What to do – Search the records that follow and extract every line containing the string "стручків".

━━━ Source records

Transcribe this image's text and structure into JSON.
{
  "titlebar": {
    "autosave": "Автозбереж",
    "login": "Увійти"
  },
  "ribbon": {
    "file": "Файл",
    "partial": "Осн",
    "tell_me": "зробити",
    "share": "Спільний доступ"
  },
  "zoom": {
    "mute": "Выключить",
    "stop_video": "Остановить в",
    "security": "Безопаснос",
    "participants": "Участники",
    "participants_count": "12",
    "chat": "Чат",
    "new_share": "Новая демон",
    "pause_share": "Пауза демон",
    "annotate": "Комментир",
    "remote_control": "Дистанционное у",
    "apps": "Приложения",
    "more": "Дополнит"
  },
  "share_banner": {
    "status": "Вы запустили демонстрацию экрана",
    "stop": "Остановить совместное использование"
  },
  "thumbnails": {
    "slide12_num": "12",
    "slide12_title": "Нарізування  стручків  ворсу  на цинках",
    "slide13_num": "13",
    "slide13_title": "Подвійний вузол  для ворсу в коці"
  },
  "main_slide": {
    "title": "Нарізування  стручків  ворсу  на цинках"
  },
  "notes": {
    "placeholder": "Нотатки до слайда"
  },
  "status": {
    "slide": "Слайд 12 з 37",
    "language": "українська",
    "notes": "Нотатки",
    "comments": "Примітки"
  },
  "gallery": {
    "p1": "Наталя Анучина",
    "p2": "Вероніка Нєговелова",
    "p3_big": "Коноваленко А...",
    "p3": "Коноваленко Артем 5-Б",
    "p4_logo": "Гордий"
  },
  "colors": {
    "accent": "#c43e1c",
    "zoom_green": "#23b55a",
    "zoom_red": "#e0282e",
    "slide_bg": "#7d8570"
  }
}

━━━━━━

The solution –
    "slide12_title": "Нарізування  стручків  ворсу  на цинках",
    "title": "Нарізування  стручків  ворсу  на цинках"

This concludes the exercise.